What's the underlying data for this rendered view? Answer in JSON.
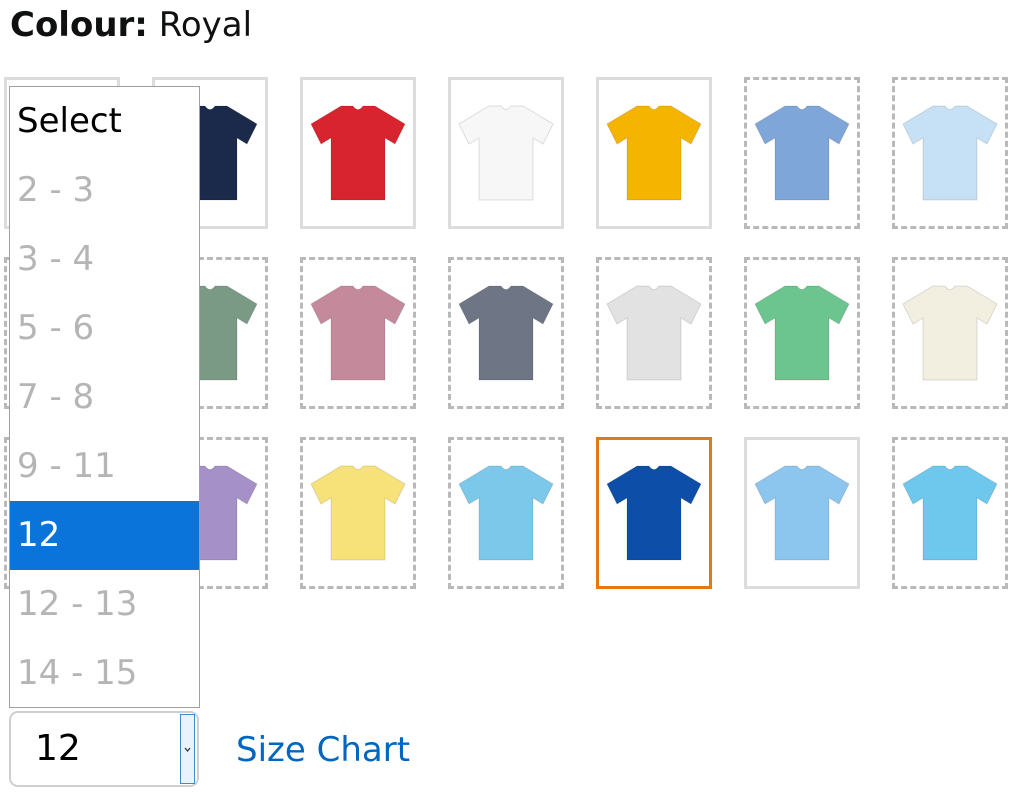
{
  "colour": {
    "label": "Colour:",
    "value": "Royal"
  },
  "swatches": [
    {
      "color": "#1b2a4a",
      "available": true,
      "selected": false
    },
    {
      "color": "#1b2a4a",
      "available": true,
      "selected": false
    },
    {
      "color": "#d8242f",
      "available": true,
      "selected": false
    },
    {
      "color": "#f7f7f7",
      "available": true,
      "selected": false
    },
    {
      "color": "#f5b400",
      "available": true,
      "selected": false
    },
    {
      "color": "#7fa6d8",
      "available": false,
      "selected": false
    },
    {
      "color": "#c6e1f5",
      "available": false,
      "selected": false
    },
    {
      "color": "#7a9a85",
      "available": false,
      "selected": false
    },
    {
      "color": "#7a9a85",
      "available": false,
      "selected": false
    },
    {
      "color": "#c48a9b",
      "available": false,
      "selected": false
    },
    {
      "color": "#6e7585",
      "available": false,
      "selected": false
    },
    {
      "color": "#e2e2e2",
      "available": false,
      "selected": false
    },
    {
      "color": "#6cc48f",
      "available": false,
      "selected": false
    },
    {
      "color": "#f2eee0",
      "available": false,
      "selected": false
    },
    {
      "color": "#a591c8",
      "available": false,
      "selected": false
    },
    {
      "color": "#a591c8",
      "available": false,
      "selected": false
    },
    {
      "color": "#f7e27a",
      "available": false,
      "selected": false
    },
    {
      "color": "#7cc8ea",
      "available": false,
      "selected": false
    },
    {
      "color": "#0d4fa8",
      "available": true,
      "selected": true
    },
    {
      "color": "#8cc5ee",
      "available": true,
      "selected": false
    },
    {
      "color": "#6ec7ec",
      "available": false,
      "selected": false
    }
  ],
  "size": {
    "options": [
      {
        "label": "Select",
        "enabled": true,
        "highlighted": false
      },
      {
        "label": "2 - 3",
        "enabled": false,
        "highlighted": false
      },
      {
        "label": "3 - 4",
        "enabled": false,
        "highlighted": false
      },
      {
        "label": "5 - 6",
        "enabled": false,
        "highlighted": false
      },
      {
        "label": "7 - 8",
        "enabled": false,
        "highlighted": false
      },
      {
        "label": "9 - 11",
        "enabled": false,
        "highlighted": false
      },
      {
        "label": "12",
        "enabled": true,
        "highlighted": true
      },
      {
        "label": "12 - 13",
        "enabled": false,
        "highlighted": false
      },
      {
        "label": "14 - 15",
        "enabled": false,
        "highlighted": false
      }
    ],
    "selected_value": "12",
    "size_chart_label": "Size Chart"
  },
  "icons": {
    "swatch": "tshirt-icon",
    "dropdown_arrow": "chevron-down-icon"
  }
}
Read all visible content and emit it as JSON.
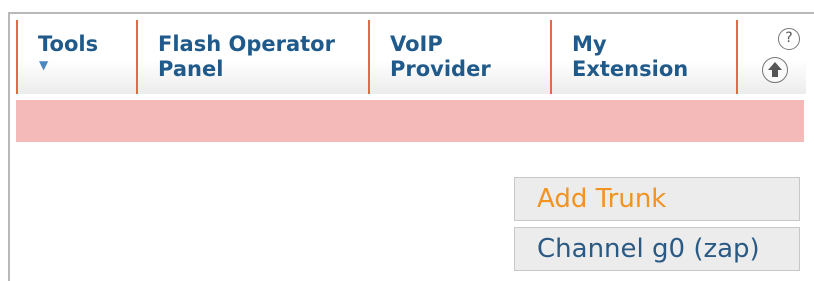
{
  "tabs": [
    {
      "label": "Tools",
      "has_dropdown": true
    },
    {
      "label": "Flash Operator Panel"
    },
    {
      "label": "VoIP Provider"
    },
    {
      "label": "My Extension"
    }
  ],
  "icons": {
    "help": "help-icon",
    "help_glyph": "?",
    "scroll_up": "arrow-up-circle-icon"
  },
  "actions": {
    "add_trunk": "Add Trunk",
    "channel": "Channel g0 (zap)"
  },
  "colors": {
    "tab_text": "#1f5a8a",
    "tab_separator": "#e06a4a",
    "status_bar": "#f4b9b9",
    "add_trunk_text": "#f29322",
    "channel_text": "#2a5a84"
  }
}
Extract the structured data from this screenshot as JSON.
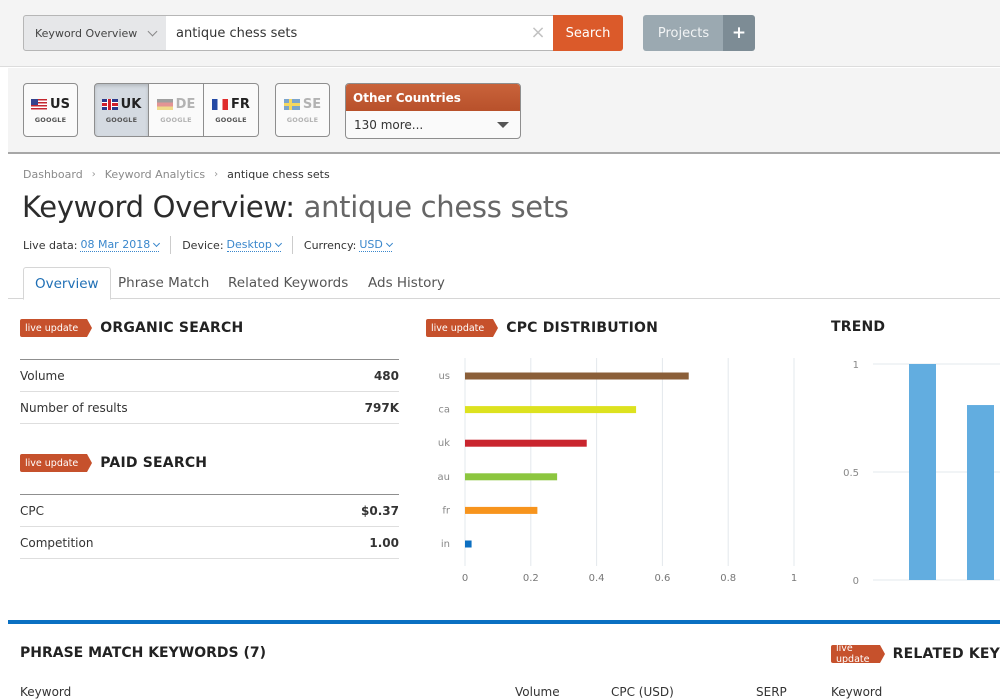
{
  "topbar": {
    "tool_select": "Keyword Overview",
    "search_value": "antique chess sets",
    "clear_icon": "×",
    "search_label": "Search",
    "projects_label": "Projects",
    "projects_add_label": "+"
  },
  "countries": {
    "items": [
      {
        "code": "US",
        "engine": "GOOGLE",
        "flag": "us-flag-icon",
        "state": "normal"
      },
      {
        "code": "UK",
        "engine": "GOOGLE",
        "flag": "uk-flag-icon",
        "state": "selected"
      },
      {
        "code": "DE",
        "engine": "GOOGLE",
        "flag": "de-flag-icon",
        "state": "disabled"
      },
      {
        "code": "FR",
        "engine": "GOOGLE",
        "flag": "fr-flag-icon",
        "state": "normal"
      },
      {
        "code": "SE",
        "engine": "GOOGLE",
        "flag": "se-flag-icon",
        "state": "disabled"
      }
    ],
    "other_title": "Other Countries",
    "other_selected": "130 more..."
  },
  "breadcrumb": {
    "items": [
      "Dashboard",
      "Keyword Analytics",
      "antique chess sets"
    ],
    "separator": "›"
  },
  "page": {
    "title_prefix": "Keyword Overview:",
    "title_keyword": " antique chess sets"
  },
  "meta": {
    "live_data_label": "Live data:",
    "live_data_value": "08 Mar 2018",
    "device_label": "Device:",
    "device_value": "Desktop",
    "currency_label": "Currency:",
    "currency_value": "USD"
  },
  "tabs": [
    {
      "label": "Overview",
      "active": true
    },
    {
      "label": "Phrase Match",
      "active": false
    },
    {
      "label": "Related Keywords",
      "active": false
    },
    {
      "label": "Ads History",
      "active": false
    }
  ],
  "badge_label": "live update",
  "organic": {
    "title": "ORGANIC SEARCH",
    "rows": [
      {
        "label": "Volume",
        "value": "480"
      },
      {
        "label": "Number of results",
        "value": "797K"
      }
    ]
  },
  "paid": {
    "title": "PAID SEARCH",
    "rows": [
      {
        "label": "CPC",
        "value": "$0.37"
      },
      {
        "label": "Competition",
        "value": "1.00"
      }
    ]
  },
  "chart_data": [
    {
      "type": "bar",
      "orientation": "horizontal",
      "title": "CPC DISTRIBUTION",
      "categories": [
        "us",
        "ca",
        "uk",
        "au",
        "fr",
        "in"
      ],
      "values": [
        0.68,
        0.52,
        0.37,
        0.28,
        0.22,
        0.02
      ],
      "colors": [
        "#8b5f39",
        "#dde21f",
        "#c9252e",
        "#8cc63f",
        "#f7941d",
        "#0d6fc1"
      ],
      "xlim": [
        0,
        1
      ],
      "xticks": [
        "0",
        "0.2",
        "0.4",
        "0.6",
        "0.8",
        "1"
      ],
      "grid": true,
      "xlabel": "",
      "ylabel": ""
    },
    {
      "type": "bar",
      "title": "TREND",
      "values": [
        1.0,
        0.81
      ],
      "color": "#62ade0",
      "ylim": [
        0,
        1
      ],
      "yticks": [
        "0",
        "0.5",
        "1"
      ],
      "grid": true,
      "xlabel": "",
      "ylabel": ""
    }
  ],
  "phrase_match": {
    "title": "PHRASE MATCH KEYWORDS (7)",
    "columns": [
      "Keyword",
      "Volume",
      "CPC (USD)",
      "SERP"
    ]
  },
  "related": {
    "title": "RELATED KEY",
    "columns": [
      "Keyword"
    ]
  }
}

.....

* _Problem to work on_: Make a verbatim copy of all the entries and strip out the pictures.

* _Solution to the problem_:
What's the underlying data for this rendered view? Answer in JSON.
{
  "colour": {
    "label": "Colour:",
    "value": "Royal"
  },
  "swatches": [
    {
      "color": "#1b2a4a",
      "available": true,
      "selected": false
    },
    {
      "color": "#1b2a4a",
      "available": true,
      "selected": false
    },
    {
      "color": "#d8242f",
      "available": true,
      "selected": false
    },
    {
      "color": "#f7f7f7",
      "available": true,
      "selected": false
    },
    {
      "color": "#f5b400",
      "available": true,
      "selected": false
    },
    {
      "color": "#7fa6d8",
      "available": false,
      "selected": false
    },
    {
      "color": "#c6e1f5",
      "available": false,
      "selected": false
    },
    {
      "color": "#7a9a85",
      "available": false,
      "selected": false
    },
    {
      "color": "#7a9a85",
      "available": false,
      "selected": false
    },
    {
      "color": "#c48a9b",
      "available": false,
      "selected": false
    },
    {
      "color": "#6e7585",
      "available": false,
      "selected": false
    },
    {
      "color": "#e2e2e2",
      "available": false,
      "selected": false
    },
    {
      "color": "#6cc48f",
      "available": false,
      "selected": false
    },
    {
      "color": "#f2eee0",
      "available": false,
      "selected": false
    },
    {
      "color": "#a591c8",
      "available": false,
      "selected": false
    },
    {
      "color": "#a591c8",
      "available": false,
      "selected": false
    },
    {
      "color": "#f7e27a",
      "available": false,
      "selected": false
    },
    {
      "color": "#7cc8ea",
      "available": false,
      "selected": false
    },
    {
      "color": "#0d4fa8",
      "available": true,
      "selected": true
    },
    {
      "color": "#8cc5ee",
      "available": true,
      "selected": false
    },
    {
      "color": "#6ec7ec",
      "available": false,
      "selected": false
    }
  ],
  "size": {
    "options": [
      {
        "label": "Select",
        "enabled": true,
        "highlighted": false
      },
      {
        "label": "2 - 3",
        "enabled": false,
        "highlighted": false
      },
      {
        "label": "3 - 4",
        "enabled": false,
        "highlighted": false
      },
      {
        "label": "5 - 6",
        "enabled": false,
        "highlighted": false
      },
      {
        "label": "7 - 8",
        "enabled": false,
        "highlighted": false
      },
      {
        "label": "9 - 11",
        "enabled": false,
        "highlighted": false
      },
      {
        "label": "12",
        "enabled": true,
        "highlighted": true
      },
      {
        "label": "12 - 13",
        "enabled": false,
        "highlighted": false
      },
      {
        "label": "14 - 15",
        "enabled": false,
        "highlighted": false
      }
    ],
    "selected_value": "12",
    "size_chart_label": "Size Chart"
  },
  "icons": {
    "swatch": "tshirt-icon",
    "dropdown_arrow": "chevron-down-icon"
  }
}
Read all visible content and emit it as JSON.
{
  "tabs": [
    {
      "label": "Tools",
      "has_dropdown": true
    },
    {
      "label": "Flash Operator Panel"
    },
    {
      "label": "VoIP Provider"
    },
    {
      "label": "My Extension"
    }
  ],
  "icons": {
    "help": "help-icon",
    "help_glyph": "?",
    "scroll_up": "arrow-up-circle-icon"
  },
  "actions": {
    "add_trunk": "Add Trunk",
    "channel": "Channel g0 (zap)"
  },
  "colors": {
    "tab_text": "#1f5a8a",
    "tab_separator": "#e06a4a",
    "status_bar": "#f4b9b9",
    "add_trunk_text": "#f29322",
    "channel_text": "#2a5a84"
  }
}
Extract the structured data from this screenshot as JSON.
{
  "topbar": {
    "tool_select": "Keyword Overview",
    "search_value": "antique chess sets",
    "clear_icon": "×",
    "search_label": "Search",
    "projects_label": "Projects",
    "projects_add_label": "+"
  },
  "countries": {
    "items": [
      {
        "code": "US",
        "engine": "GOOGLE",
        "flag": "us-flag-icon",
        "state": "normal"
      },
      {
        "code": "UK",
        "engine": "GOOGLE",
        "flag": "uk-flag-icon",
        "state": "selected"
      },
      {
        "code": "DE",
        "engine": "GOOGLE",
        "flag": "de-flag-icon",
        "state": "disabled"
      },
      {
        "code": "FR",
        "engine": "GOOGLE",
        "flag": "fr-flag-icon",
        "state": "normal"
      },
      {
        "code": "SE",
        "engine": "GOOGLE",
        "flag": "se-flag-icon",
        "state": "disabled"
      }
    ],
    "other_title": "Other Countries",
    "other_selected": "130 more..."
  },
  "breadcrumb": {
    "items": [
      "Dashboard",
      "Keyword Analytics",
      "antique chess sets"
    ],
    "separator": "›"
  },
  "page": {
    "title_prefix": "Keyword Overview:",
    "title_keyword": " antique chess sets"
  },
  "meta": {
    "live_data_label": "Live data:",
    "live_data_value": "08 Mar 2018",
    "device_label": "Device:",
    "device_value": "Desktop",
    "currency_label": "Currency:",
    "currency_value": "USD"
  },
  "tabs": [
    {
      "label": "Overview",
      "active": true
    },
    {
      "label": "Phrase Match",
      "active": false
    },
    {
      "label": "Related Keywords",
      "active": false
    },
    {
      "label": "Ads History",
      "active": false
    }
  ],
  "badge_label": "live update",
  "organic": {
    "title": "ORGANIC SEARCH",
    "rows": [
      {
        "label": "Volume",
        "value": "480"
      },
      {
        "label": "Number of results",
        "value": "797K"
      }
    ]
  },
  "paid": {
    "title": "PAID SEARCH",
    "rows": [
      {
        "label": "CPC",
        "value": "$0.37"
      },
      {
        "label": "Competition",
        "value": "1.00"
      }
    ]
  },
  "chart_data": [
    {
      "type": "bar",
      "orientation": "horizontal",
      "title": "CPC DISTRIBUTION",
      "categories": [
        "us",
        "ca",
        "uk",
        "au",
        "fr",
        "in"
      ],
      "values": [
        0.68,
        0.52,
        0.37,
        0.28,
        0.22,
        0.02
      ],
      "colors": [
        "#8b5f39",
        "#dde21f",
        "#c9252e",
        "#8cc63f",
        "#f7941d",
        "#0d6fc1"
      ],
      "xlim": [
        0,
        1
      ],
      "xticks": [
        "0",
        "0.2",
        "0.4",
        "0.6",
        "0.8",
        "1"
      ],
      "grid": true,
      "xlabel": "",
      "ylabel": ""
    },
    {
      "type": "bar",
      "title": "TREND",
      "values": [
        1.0,
        0.81
      ],
      "color": "#62ade0",
      "ylim": [
        0,
        1
      ],
      "yticks": [
        "0",
        "0.5",
        "1"
      ],
      "grid": true,
      "xlabel": "",
      "ylabel": ""
    }
  ],
  "phrase_match": {
    "title": "PHRASE MATCH KEYWORDS (7)",
    "columns": [
      "Keyword",
      "Volume",
      "CPC (USD)",
      "SERP"
    ]
  },
  "related": {
    "title": "RELATED KEY",
    "columns": [
      "Keyword"
    ]
  }
}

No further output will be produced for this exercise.